>> START Records shown

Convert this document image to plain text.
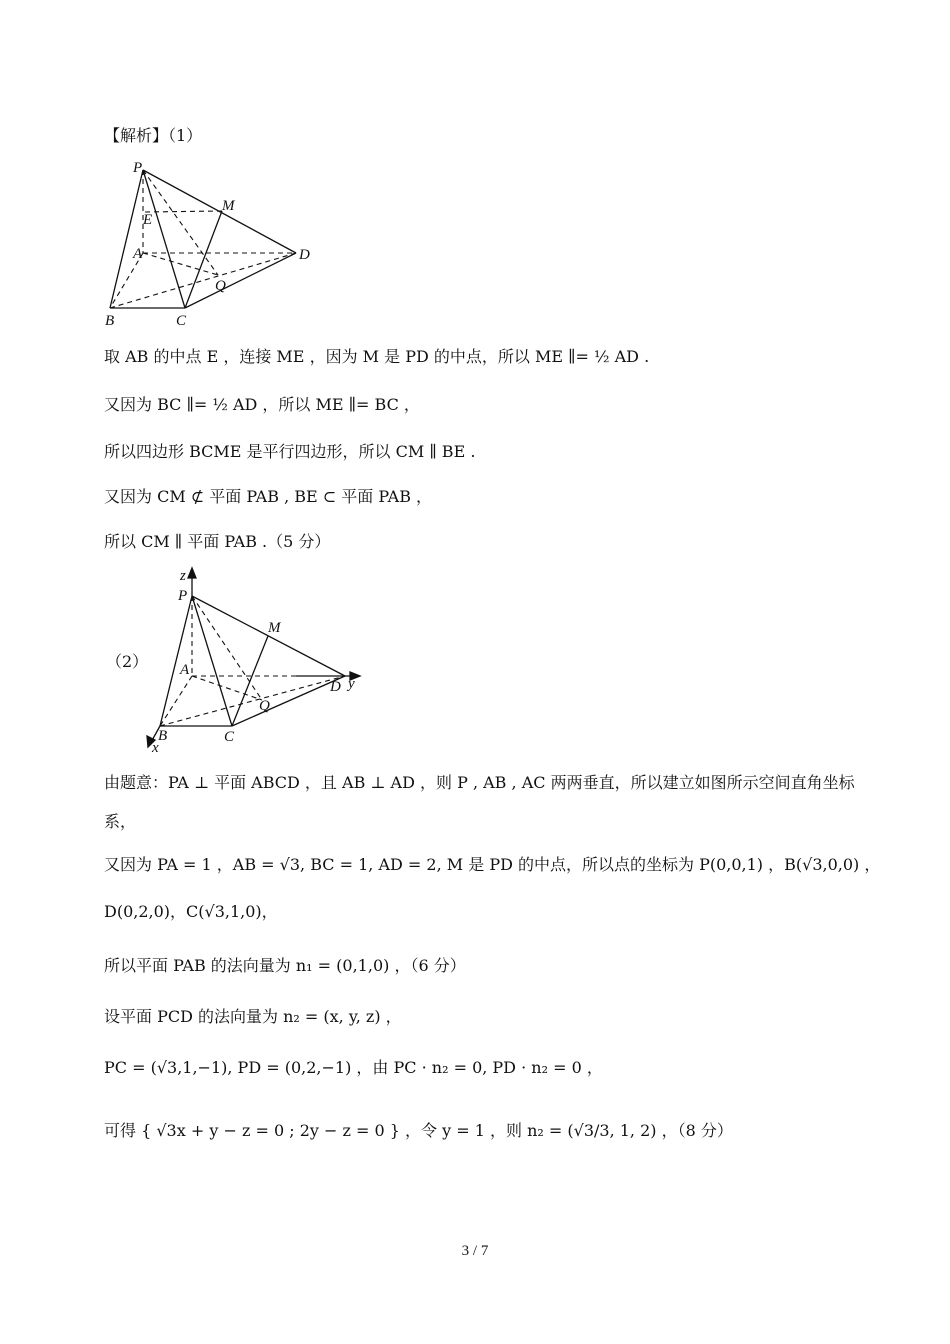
【解析】（1）
P
E
M
A	D
Q
B	C
取 AB 的中点 E ，连接 ME ，因为 M 是 PD 的中点，所以 ME ∥= ½ AD .
又因为 BC ∥= ½ AD ，所以 ME ∥= BC ，
所以四边形 BCME 是平行四边形，所以 CM ∥ BE .
又因为 CM ⊄ 平面 PAB , BE ⊂ 平面 PAB ，
所以 CM ∥ 平面 PAB .（5 分）
（2）
z
P
M
A
D y
Q
B	C
x
由题意：PA ⊥ 平面 ABCD ，且 AB ⊥ AD ，则 P , AB , AC 两两垂直，所以建立如图所示空间直角坐标
系，
又因为 PA = 1 ，AB = √3, BC = 1, AD = 2, M 是 PD 的中点，所以点的坐标为 P(0,0,1) ，B(√3,0,0) ，
D(0,2,0)，C(√3,1,0)，
所以平面 PAB 的法向量为 n₁ = (0,1,0) ，（6 分）
设平面 PCD 的法向量为 n₂ = (x, y, z) ，
PC = (√3,1,−1), PD = (0,2,−1) ，由 PC · n₂ = 0, PD · n₂ = 0 ，
可得 { √3x + y − z = 0 ; 2y − z = 0 } ，令 y = 1 ，则 n₂ = (√3/3, 1, 2) ，（8 分）
3 / 7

>> END Records shown

--- Do this ---
An exact transcription of all the entries is required, without the pictures.

--- Task answer ---
Convert this document image to plain text.
【解析】（1）
P
E
M
A	D
Q
B	C
取 AB 的中点 E ，连接 ME ，因为 M 是 PD 的中点，所以 ME ∥= ½ AD .
又因为 BC ∥= ½ AD ，所以 ME ∥= BC ，
所以四边形 BCME 是平行四边形，所以 CM ∥ BE .
又因为 CM ⊄ 平面 PAB , BE ⊂ 平面 PAB ，
所以 CM ∥ 平面 PAB .（5 分）
（2）
z
P
M
A
D y
Q
B	C
x
由题意：PA ⊥ 平面 ABCD ，且 AB ⊥ AD ，则 P , AB , AC 两两垂直，所以建立如图所示空间直角坐标
系，
又因为 PA = 1 ，AB = √3, BC = 1, AD = 2, M 是 PD 的中点，所以点的坐标为 P(0,0,1) ，B(√3,0,0) ，
D(0,2,0)，C(√3,1,0)，
所以平面 PAB 的法向量为 n₁ = (0,1,0) ，（6 分）
设平面 PCD 的法向量为 n₂ = (x, y, z) ，
PC = (√3,1,−1), PD = (0,2,−1) ，由 PC · n₂ = 0, PD · n₂ = 0 ，
可得 { √3x + y − z = 0 ; 2y − z = 0 } ，令 y = 1 ，则 n₂ = (√3/3, 1, 2) ，（8 分）
3 / 7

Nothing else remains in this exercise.